Given data:
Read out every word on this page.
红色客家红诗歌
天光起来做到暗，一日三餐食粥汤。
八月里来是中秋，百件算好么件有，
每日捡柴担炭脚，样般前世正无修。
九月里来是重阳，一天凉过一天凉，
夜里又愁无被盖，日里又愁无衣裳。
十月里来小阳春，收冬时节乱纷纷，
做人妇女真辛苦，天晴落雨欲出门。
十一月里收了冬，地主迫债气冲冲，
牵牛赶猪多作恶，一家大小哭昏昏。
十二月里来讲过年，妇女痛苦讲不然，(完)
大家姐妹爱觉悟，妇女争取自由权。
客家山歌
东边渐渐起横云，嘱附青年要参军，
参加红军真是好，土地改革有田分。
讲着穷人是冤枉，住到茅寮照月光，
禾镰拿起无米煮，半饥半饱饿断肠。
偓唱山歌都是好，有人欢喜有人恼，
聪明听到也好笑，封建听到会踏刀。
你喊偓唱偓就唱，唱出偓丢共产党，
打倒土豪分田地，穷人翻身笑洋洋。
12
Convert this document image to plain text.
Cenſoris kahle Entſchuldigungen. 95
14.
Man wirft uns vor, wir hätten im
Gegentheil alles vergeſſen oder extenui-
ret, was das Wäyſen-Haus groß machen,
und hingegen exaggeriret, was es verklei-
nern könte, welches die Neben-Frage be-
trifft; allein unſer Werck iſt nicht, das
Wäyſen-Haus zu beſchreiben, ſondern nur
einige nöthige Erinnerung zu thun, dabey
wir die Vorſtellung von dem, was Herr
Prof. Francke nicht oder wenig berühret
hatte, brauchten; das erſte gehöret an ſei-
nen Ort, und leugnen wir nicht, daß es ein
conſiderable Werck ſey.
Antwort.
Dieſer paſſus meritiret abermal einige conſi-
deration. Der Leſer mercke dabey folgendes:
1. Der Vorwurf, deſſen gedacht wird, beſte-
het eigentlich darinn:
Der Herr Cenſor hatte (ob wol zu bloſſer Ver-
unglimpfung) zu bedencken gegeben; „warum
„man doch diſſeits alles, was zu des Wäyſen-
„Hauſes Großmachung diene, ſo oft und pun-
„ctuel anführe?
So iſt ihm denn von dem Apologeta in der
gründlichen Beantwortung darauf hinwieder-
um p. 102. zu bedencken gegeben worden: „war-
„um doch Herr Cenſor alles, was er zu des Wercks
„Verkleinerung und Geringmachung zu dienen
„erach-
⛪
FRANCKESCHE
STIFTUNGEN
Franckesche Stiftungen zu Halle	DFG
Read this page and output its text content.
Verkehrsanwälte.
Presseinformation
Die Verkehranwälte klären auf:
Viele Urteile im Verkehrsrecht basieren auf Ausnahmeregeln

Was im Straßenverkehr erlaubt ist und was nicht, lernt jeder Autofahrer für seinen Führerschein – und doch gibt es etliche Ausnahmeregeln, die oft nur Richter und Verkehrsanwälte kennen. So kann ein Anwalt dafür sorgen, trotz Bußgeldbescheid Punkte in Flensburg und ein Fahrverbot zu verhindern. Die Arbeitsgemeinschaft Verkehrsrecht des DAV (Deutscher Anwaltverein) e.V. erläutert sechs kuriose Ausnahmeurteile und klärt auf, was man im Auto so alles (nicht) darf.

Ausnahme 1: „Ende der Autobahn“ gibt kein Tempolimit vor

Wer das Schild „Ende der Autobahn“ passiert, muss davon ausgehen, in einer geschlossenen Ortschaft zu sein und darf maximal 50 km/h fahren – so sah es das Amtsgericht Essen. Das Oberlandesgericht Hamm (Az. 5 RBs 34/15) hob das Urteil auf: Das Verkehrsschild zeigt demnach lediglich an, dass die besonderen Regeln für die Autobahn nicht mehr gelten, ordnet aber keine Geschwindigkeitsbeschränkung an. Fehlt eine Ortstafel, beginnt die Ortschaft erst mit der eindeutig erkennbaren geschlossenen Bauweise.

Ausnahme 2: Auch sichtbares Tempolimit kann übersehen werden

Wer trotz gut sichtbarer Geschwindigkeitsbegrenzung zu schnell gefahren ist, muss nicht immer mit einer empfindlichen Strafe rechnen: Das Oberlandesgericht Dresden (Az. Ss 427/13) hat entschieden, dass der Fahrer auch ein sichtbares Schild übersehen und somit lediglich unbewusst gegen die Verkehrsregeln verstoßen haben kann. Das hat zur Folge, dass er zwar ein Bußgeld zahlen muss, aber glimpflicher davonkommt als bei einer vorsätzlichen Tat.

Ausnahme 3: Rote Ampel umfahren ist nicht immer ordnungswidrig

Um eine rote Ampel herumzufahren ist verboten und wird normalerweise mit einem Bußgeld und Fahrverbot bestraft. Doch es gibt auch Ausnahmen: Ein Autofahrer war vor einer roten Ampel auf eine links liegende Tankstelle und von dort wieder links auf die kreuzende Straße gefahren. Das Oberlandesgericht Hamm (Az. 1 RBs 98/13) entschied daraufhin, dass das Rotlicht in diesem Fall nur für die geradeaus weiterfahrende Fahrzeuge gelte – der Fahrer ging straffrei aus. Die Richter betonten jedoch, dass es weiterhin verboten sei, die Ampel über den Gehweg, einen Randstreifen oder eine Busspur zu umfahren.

Description of the task: Copy out each record from above, exactly.

Completed task:
Read out every word on this page.
红色客家红诗歌
天光起来做到暗，一日三餐食粥汤。
八月里来是中秋，百件算好么件有，
每日捡柴担炭脚，样般前世正无修。
九月里来是重阳，一天凉过一天凉，
夜里又愁无被盖，日里又愁无衣裳。
十月里来小阳春，收冬时节乱纷纷，
做人妇女真辛苦，天晴落雨欲出门。
十一月里收了冬，地主迫债气冲冲，
牵牛赶猪多作恶，一家大小哭昏昏。
十二月里来讲过年，妇女痛苦讲不然，(完)
大家姐妹爱觉悟，妇女争取自由权。
客家山歌
东边渐渐起横云，嘱附青年要参军，
参加红军真是好，土地改革有田分。
讲着穷人是冤枉，住到茅寮照月光，
禾镰拿起无米煮，半饥半饱饿断肠。
偓唱山歌都是好，有人欢喜有人恼，
聪明听到也好笑，封建听到会踏刀。
你喊偓唱偓就唱，唱出偓丢共产党，
打倒土豪分田地，穷人翻身笑洋洋。
12
Convert this document image to plain text.
Cenſoris kahle Entſchuldigungen. 95
14.
Man wirft uns vor, wir hätten im
Gegentheil alles vergeſſen oder extenui-
ret, was das Wäyſen-Haus groß machen,
und hingegen exaggeriret, was es verklei-
nern könte, welches die Neben-Frage be-
trifft; allein unſer Werck iſt nicht, das
Wäyſen-Haus zu beſchreiben, ſondern nur
einige nöthige Erinnerung zu thun, dabey
wir die Vorſtellung von dem, was Herr
Prof. Francke nicht oder wenig berühret
hatte, brauchten; das erſte gehöret an ſei-
nen Ort, und leugnen wir nicht, daß es ein
conſiderable Werck ſey.
Antwort.
Dieſer paſſus meritiret abermal einige conſi-
deration. Der Leſer mercke dabey folgendes:
1. Der Vorwurf, deſſen gedacht wird, beſte-
het eigentlich darinn:
Der Herr Cenſor hatte (ob wol zu bloſſer Ver-
unglimpfung) zu bedencken gegeben; „warum
„man doch diſſeits alles, was zu des Wäyſen-
„Hauſes Großmachung diene, ſo oft und pun-
„ctuel anführe?
So iſt ihm denn von dem Apologeta in der
gründlichen Beantwortung darauf hinwieder-
um p. 102. zu bedencken gegeben worden: „war-
„um doch Herr Cenſor alles, was er zu des Wercks
„Verkleinerung und Geringmachung zu dienen
„erach-
⛪
FRANCKESCHE
STIFTUNGEN
Franckesche Stiftungen zu Halle	DFG
Read this page and output its text content.
Verkehrsanwälte.
Presseinformation
Die Verkehranwälte klären auf:
Viele Urteile im Verkehrsrecht basieren auf Ausnahmeregeln

Was im Straßenverkehr erlaubt ist und was nicht, lernt jeder Autofahrer für seinen Führerschein – und doch gibt es etliche Ausnahmeregeln, die oft nur Richter und Verkehrsanwälte kennen. So kann ein Anwalt dafür sorgen, trotz Bußgeldbescheid Punkte in Flensburg und ein Fahrverbot zu verhindern. Die Arbeitsgemeinschaft Verkehrsrecht des DAV (Deutscher Anwaltverein) e.V. erläutert sechs kuriose Ausnahmeurteile und klärt auf, was man im Auto so alles (nicht) darf.

Ausnahme 1: „Ende der Autobahn“ gibt kein Tempolimit vor

Wer das Schild „Ende der Autobahn“ passiert, muss davon ausgehen, in einer geschlossenen Ortschaft zu sein und darf maximal 50 km/h fahren – so sah es das Amtsgericht Essen. Das Oberlandesgericht Hamm (Az. 5 RBs 34/15) hob das Urteil auf: Das Verkehrsschild zeigt demnach lediglich an, dass die besonderen Regeln für die Autobahn nicht mehr gelten, ordnet aber keine Geschwindigkeitsbeschränkung an. Fehlt eine Ortstafel, beginnt die Ortschaft erst mit der eindeutig erkennbaren geschlossenen Bauweise.

Ausnahme 2: Auch sichtbares Tempolimit kann übersehen werden

Wer trotz gut sichtbarer Geschwindigkeitsbegrenzung zu schnell gefahren ist, muss nicht immer mit einer empfindlichen Strafe rechnen: Das Oberlandesgericht Dresden (Az. Ss 427/13) hat entschieden, dass der Fahrer auch ein sichtbares Schild übersehen und somit lediglich unbewusst gegen die Verkehrsregeln verstoßen haben kann. Das hat zur Folge, dass er zwar ein Bußgeld zahlen muss, aber glimpflicher davonkommt als bei einer vorsätzlichen Tat.

Ausnahme 3: Rote Ampel umfahren ist nicht immer ordnungswidrig

Um eine rote Ampel herumzufahren ist verboten und wird normalerweise mit einem Bußgeld und Fahrverbot bestraft. Doch es gibt auch Ausnahmen: Ein Autofahrer war vor einer roten Ampel auf eine links liegende Tankstelle und von dort wieder links auf die kreuzende Straße gefahren. Das Oberlandesgericht Hamm (Az. 1 RBs 98/13) entschied daraufhin, dass das Rotlicht in diesem Fall nur für die geradeaus weiterfahrende Fahrzeuge gelte – der Fahrer ging straffrei aus. Die Richter betonten jedoch, dass es weiterhin verboten sei, die Ampel über den Gehweg, einen Randstreifen oder eine Busspur zu umfahren.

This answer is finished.